* [The problem] Reproduce the listing exactly, with no pictures in your copy.

* [Data supplied]
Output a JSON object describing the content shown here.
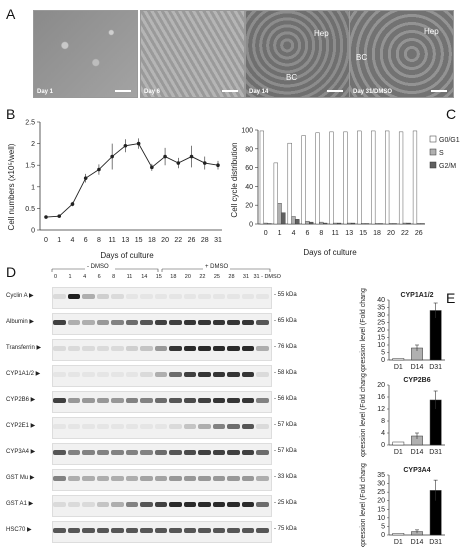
{
  "panels": {
    "a": "A",
    "b": "B",
    "c": "C",
    "d": "D",
    "e": "E"
  },
  "micrographs": [
    {
      "day": "Day 1",
      "tags": []
    },
    {
      "day": "Day 6",
      "tags": []
    },
    {
      "day": "Day 14",
      "tags": [
        "BC",
        "Hep"
      ]
    },
    {
      "day": "Day 31/DMSO",
      "tags": [
        "BC",
        "Hep"
      ]
    }
  ],
  "chart_data": [
    {
      "type": "line",
      "panel": "B",
      "ylabel": "Cell numbers (x10⁵/well)",
      "xlabel": "Days of culture",
      "x": [
        0,
        1,
        4,
        6,
        8,
        11,
        13,
        15,
        18,
        20,
        22,
        26,
        28,
        31
      ],
      "values": [
        0.3,
        0.32,
        0.6,
        1.2,
        1.4,
        1.7,
        1.95,
        2.0,
        1.45,
        1.7,
        1.55,
        1.7,
        1.55,
        1.5
      ],
      "errors": [
        0.02,
        0.02,
        0.05,
        0.1,
        0.12,
        0.3,
        0.15,
        0.12,
        0.08,
        0.2,
        0.12,
        0.25,
        0.15,
        0.1
      ],
      "xticks": [
        "0",
        "1",
        "4",
        "6",
        "8",
        "11",
        "13",
        "15",
        "18",
        "20",
        "22",
        "26",
        "28",
        "31"
      ],
      "yticks": [
        "0",
        "0.5",
        "1",
        "1.5",
        "2",
        "2.5"
      ],
      "ylim": [
        0,
        2.5
      ],
      "grid": false
    },
    {
      "type": "bar",
      "panel": "C",
      "ylabel": "Cell cycle distribution",
      "xlabel": "Days of culture",
      "categories": [
        "0",
        "1",
        "4",
        "6",
        "8",
        "11",
        "13",
        "15",
        "18",
        "20",
        "22",
        "26"
      ],
      "yticks": [
        "0",
        "20",
        "40",
        "60",
        "80",
        "100"
      ],
      "ylim": [
        0,
        100
      ],
      "legend_position": "top-right",
      "series": [
        {
          "name": "G0/G1",
          "color": "#ffffff",
          "values": [
            99,
            65,
            86,
            94,
            97,
            98,
            98,
            99,
            99,
            99,
            98,
            99
          ]
        },
        {
          "name": "S",
          "color": "#b0b0b0",
          "values": [
            1,
            22,
            8,
            3,
            2,
            1,
            1,
            0.5,
            0.5,
            0.5,
            1,
            0.5
          ]
        },
        {
          "name": "G2/M",
          "color": "#606060",
          "values": [
            0.5,
            12,
            5,
            2,
            1,
            1,
            1,
            0.5,
            0.5,
            0.5,
            1,
            0.5
          ]
        }
      ]
    },
    {
      "type": "bar",
      "panel": "E",
      "title": "CYP1A1/2",
      "ylabel": "Expression level (Fold change)",
      "categories": [
        "D1",
        "D14",
        "D31"
      ],
      "values": [
        1,
        8,
        33
      ],
      "errors": [
        0,
        2,
        5
      ],
      "colors": [
        "#ffffff",
        "#b0b0b0",
        "#000000"
      ],
      "yticks": [
        "0",
        "5",
        "10",
        "15",
        "20",
        "25",
        "30",
        "35",
        "40"
      ],
      "ylim": [
        0,
        40
      ]
    },
    {
      "type": "bar",
      "panel": "E",
      "title": "CYP2B6",
      "ylabel": "Expression level (Fold change)",
      "categories": [
        "D1",
        "D14",
        "D31"
      ],
      "values": [
        1,
        3,
        15
      ],
      "errors": [
        0,
        1,
        3
      ],
      "colors": [
        "#ffffff",
        "#b0b0b0",
        "#000000"
      ],
      "yticks": [
        "0",
        "4",
        "8",
        "12",
        "16",
        "20"
      ],
      "ylim": [
        0,
        20
      ]
    },
    {
      "type": "bar",
      "panel": "E",
      "title": "CYP3A4",
      "ylabel": "Expression level (Fold change)",
      "categories": [
        "D1",
        "D14",
        "D31"
      ],
      "values": [
        1,
        2,
        26
      ],
      "errors": [
        0,
        1,
        6
      ],
      "colors": [
        "#ffffff",
        "#b0b0b0",
        "#000000"
      ],
      "yticks": [
        "0",
        "5",
        "10",
        "15",
        "20",
        "25",
        "30",
        "35"
      ],
      "ylim": [
        0,
        35
      ]
    }
  ],
  "blot": {
    "group_minus": "- DMSO",
    "group_plus": "+ DMSO",
    "lanes_minus": [
      "0",
      "1",
      "4",
      "6",
      "8",
      "11",
      "14"
    ],
    "lanes_plus": [
      "15",
      "18",
      "20",
      "22",
      "25",
      "28",
      "31"
    ],
    "lane_last": "31 - DMSO",
    "rows": [
      {
        "label": "Cyclin A",
        "kda": "55 kDa",
        "intensity": [
          0.1,
          0.95,
          0.3,
          0.15,
          0.1,
          0.05,
          0.05,
          0.05,
          0.05,
          0.05,
          0.05,
          0.05,
          0.05,
          0.05,
          0.05
        ]
      },
      {
        "label": "Albumin",
        "kda": "65 kDa",
        "intensity": [
          0.8,
          0.3,
          0.3,
          0.4,
          0.5,
          0.6,
          0.7,
          0.8,
          0.8,
          0.85,
          0.85,
          0.85,
          0.85,
          0.85,
          0.7
        ]
      },
      {
        "label": "Transferrin",
        "kda": "76 kDa",
        "intensity": [
          0.1,
          0.1,
          0.1,
          0.1,
          0.1,
          0.15,
          0.2,
          0.4,
          0.85,
          0.9,
          0.9,
          0.9,
          0.9,
          0.9,
          0.3
        ]
      },
      {
        "label": "CYP1A1/2",
        "kda": "58 kDa",
        "intensity": [
          0.05,
          0.05,
          0.05,
          0.05,
          0.05,
          0.05,
          0.1,
          0.3,
          0.6,
          0.8,
          0.85,
          0.85,
          0.85,
          0.85,
          0.1
        ]
      },
      {
        "label": "CYP2B6",
        "kda": "56 kDa",
        "intensity": [
          0.8,
          0.4,
          0.4,
          0.4,
          0.4,
          0.5,
          0.5,
          0.6,
          0.7,
          0.75,
          0.8,
          0.85,
          0.85,
          0.85,
          0.5
        ]
      },
      {
        "label": "CYP2E1",
        "kda": "57 kDa",
        "intensity": [
          0.05,
          0.05,
          0.05,
          0.05,
          0.05,
          0.05,
          0.05,
          0.05,
          0.1,
          0.2,
          0.3,
          0.5,
          0.6,
          0.7,
          0.1
        ]
      },
      {
        "label": "CYP3A4",
        "kda": "57 kDa",
        "intensity": [
          0.7,
          0.5,
          0.5,
          0.5,
          0.5,
          0.5,
          0.5,
          0.6,
          0.7,
          0.75,
          0.8,
          0.8,
          0.8,
          0.8,
          0.6
        ]
      },
      {
        "label": "GST Mu",
        "kda": "33 kDa",
        "intensity": [
          0.5,
          0.3,
          0.3,
          0.3,
          0.3,
          0.3,
          0.35,
          0.35,
          0.4,
          0.4,
          0.4,
          0.4,
          0.4,
          0.4,
          0.3
        ]
      },
      {
        "label": "GST A1",
        "kda": "25 kDa",
        "intensity": [
          0.1,
          0.1,
          0.1,
          0.2,
          0.3,
          0.5,
          0.7,
          0.8,
          0.9,
          0.9,
          0.9,
          0.9,
          0.9,
          0.9,
          0.6
        ]
      },
      {
        "label": "HSC70",
        "kda": "75 kDa",
        "intensity": [
          0.7,
          0.7,
          0.7,
          0.7,
          0.7,
          0.7,
          0.7,
          0.7,
          0.7,
          0.7,
          0.7,
          0.7,
          0.7,
          0.7,
          0.7
        ]
      }
    ]
  }
}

* [Response for this exercise]
Output a JSON object describing the content shown here.
{
  "panels": {
    "a": "A",
    "b": "B",
    "c": "C",
    "d": "D",
    "e": "E"
  },
  "micrographs": [
    {
      "day": "Day 1",
      "tags": []
    },
    {
      "day": "Day 6",
      "tags": []
    },
    {
      "day": "Day 14",
      "tags": [
        "BC",
        "Hep"
      ]
    },
    {
      "day": "Day 31/DMSO",
      "tags": [
        "BC",
        "Hep"
      ]
    }
  ],
  "chart_data": [
    {
      "type": "line",
      "panel": "B",
      "ylabel": "Cell numbers (x10⁵/well)",
      "xlabel": "Days of culture",
      "x": [
        0,
        1,
        4,
        6,
        8,
        11,
        13,
        15,
        18,
        20,
        22,
        26,
        28,
        31
      ],
      "values": [
        0.3,
        0.32,
        0.6,
        1.2,
        1.4,
        1.7,
        1.95,
        2.0,
        1.45,
        1.7,
        1.55,
        1.7,
        1.55,
        1.5
      ],
      "errors": [
        0.02,
        0.02,
        0.05,
        0.1,
        0.12,
        0.3,
        0.15,
        0.12,
        0.08,
        0.2,
        0.12,
        0.25,
        0.15,
        0.1
      ],
      "xticks": [
        "0",
        "1",
        "4",
        "6",
        "8",
        "11",
        "13",
        "15",
        "18",
        "20",
        "22",
        "26",
        "28",
        "31"
      ],
      "yticks": [
        "0",
        "0.5",
        "1",
        "1.5",
        "2",
        "2.5"
      ],
      "ylim": [
        0,
        2.5
      ],
      "grid": false
    },
    {
      "type": "bar",
      "panel": "C",
      "ylabel": "Cell cycle distribution",
      "xlabel": "Days of culture",
      "categories": [
        "0",
        "1",
        "4",
        "6",
        "8",
        "11",
        "13",
        "15",
        "18",
        "20",
        "22",
        "26"
      ],
      "yticks": [
        "0",
        "20",
        "40",
        "60",
        "80",
        "100"
      ],
      "ylim": [
        0,
        100
      ],
      "legend_position": "top-right",
      "series": [
        {
          "name": "G0/G1",
          "color": "#ffffff",
          "values": [
            99,
            65,
            86,
            94,
            97,
            98,
            98,
            99,
            99,
            99,
            98,
            99
          ]
        },
        {
          "name": "S",
          "color": "#b0b0b0",
          "values": [
            1,
            22,
            8,
            3,
            2,
            1,
            1,
            0.5,
            0.5,
            0.5,
            1,
            0.5
          ]
        },
        {
          "name": "G2/M",
          "color": "#606060",
          "values": [
            0.5,
            12,
            5,
            2,
            1,
            1,
            1,
            0.5,
            0.5,
            0.5,
            1,
            0.5
          ]
        }
      ]
    },
    {
      "type": "bar",
      "panel": "E",
      "title": "CYP1A1/2",
      "ylabel": "Expression level (Fold change)",
      "categories": [
        "D1",
        "D14",
        "D31"
      ],
      "values": [
        1,
        8,
        33
      ],
      "errors": [
        0,
        2,
        5
      ],
      "colors": [
        "#ffffff",
        "#b0b0b0",
        "#000000"
      ],
      "yticks": [
        "0",
        "5",
        "10",
        "15",
        "20",
        "25",
        "30",
        "35",
        "40"
      ],
      "ylim": [
        0,
        40
      ]
    },
    {
      "type": "bar",
      "panel": "E",
      "title": "CYP2B6",
      "ylabel": "Expression level (Fold change)",
      "categories": [
        "D1",
        "D14",
        "D31"
      ],
      "values": [
        1,
        3,
        15
      ],
      "errors": [
        0,
        1,
        3
      ],
      "colors": [
        "#ffffff",
        "#b0b0b0",
        "#000000"
      ],
      "yticks": [
        "0",
        "4",
        "8",
        "12",
        "16",
        "20"
      ],
      "ylim": [
        0,
        20
      ]
    },
    {
      "type": "bar",
      "panel": "E",
      "title": "CYP3A4",
      "ylabel": "Expression level (Fold change)",
      "categories": [
        "D1",
        "D14",
        "D31"
      ],
      "values": [
        1,
        2,
        26
      ],
      "errors": [
        0,
        1,
        6
      ],
      "colors": [
        "#ffffff",
        "#b0b0b0",
        "#000000"
      ],
      "yticks": [
        "0",
        "5",
        "10",
        "15",
        "20",
        "25",
        "30",
        "35"
      ],
      "ylim": [
        0,
        35
      ]
    }
  ],
  "blot": {
    "group_minus": "- DMSO",
    "group_plus": "+ DMSO",
    "lanes_minus": [
      "0",
      "1",
      "4",
      "6",
      "8",
      "11",
      "14"
    ],
    "lanes_plus": [
      "15",
      "18",
      "20",
      "22",
      "25",
      "28",
      "31"
    ],
    "lane_last": "31 - DMSO",
    "rows": [
      {
        "label": "Cyclin A",
        "kda": "55 kDa",
        "intensity": [
          0.1,
          0.95,
          0.3,
          0.15,
          0.1,
          0.05,
          0.05,
          0.05,
          0.05,
          0.05,
          0.05,
          0.05,
          0.05,
          0.05,
          0.05
        ]
      },
      {
        "label": "Albumin",
        "kda": "65 kDa",
        "intensity": [
          0.8,
          0.3,
          0.3,
          0.4,
          0.5,
          0.6,
          0.7,
          0.8,
          0.8,
          0.85,
          0.85,
          0.85,
          0.85,
          0.85,
          0.7
        ]
      },
      {
        "label": "Transferrin",
        "kda": "76 kDa",
        "intensity": [
          0.1,
          0.1,
          0.1,
          0.1,
          0.1,
          0.15,
          0.2,
          0.4,
          0.85,
          0.9,
          0.9,
          0.9,
          0.9,
          0.9,
          0.3
        ]
      },
      {
        "label": "CYP1A1/2",
        "kda": "58 kDa",
        "intensity": [
          0.05,
          0.05,
          0.05,
          0.05,
          0.05,
          0.05,
          0.1,
          0.3,
          0.6,
          0.8,
          0.85,
          0.85,
          0.85,
          0.85,
          0.1
        ]
      },
      {
        "label": "CYP2B6",
        "kda": "56 kDa",
        "intensity": [
          0.8,
          0.4,
          0.4,
          0.4,
          0.4,
          0.5,
          0.5,
          0.6,
          0.7,
          0.75,
          0.8,
          0.85,
          0.85,
          0.85,
          0.5
        ]
      },
      {
        "label": "CYP2E1",
        "kda": "57 kDa",
        "intensity": [
          0.05,
          0.05,
          0.05,
          0.05,
          0.05,
          0.05,
          0.05,
          0.05,
          0.1,
          0.2,
          0.3,
          0.5,
          0.6,
          0.7,
          0.1
        ]
      },
      {
        "label": "CYP3A4",
        "kda": "57 kDa",
        "intensity": [
          0.7,
          0.5,
          0.5,
          0.5,
          0.5,
          0.5,
          0.5,
          0.6,
          0.7,
          0.75,
          0.8,
          0.8,
          0.8,
          0.8,
          0.6
        ]
      },
      {
        "label": "GST Mu",
        "kda": "33 kDa",
        "intensity": [
          0.5,
          0.3,
          0.3,
          0.3,
          0.3,
          0.3,
          0.35,
          0.35,
          0.4,
          0.4,
          0.4,
          0.4,
          0.4,
          0.4,
          0.3
        ]
      },
      {
        "label": "GST A1",
        "kda": "25 kDa",
        "intensity": [
          0.1,
          0.1,
          0.1,
          0.2,
          0.3,
          0.5,
          0.7,
          0.8,
          0.9,
          0.9,
          0.9,
          0.9,
          0.9,
          0.9,
          0.6
        ]
      },
      {
        "label": "HSC70",
        "kda": "75 kDa",
        "intensity": [
          0.7,
          0.7,
          0.7,
          0.7,
          0.7,
          0.7,
          0.7,
          0.7,
          0.7,
          0.7,
          0.7,
          0.7,
          0.7,
          0.7,
          0.7
        ]
      }
    ]
  }
}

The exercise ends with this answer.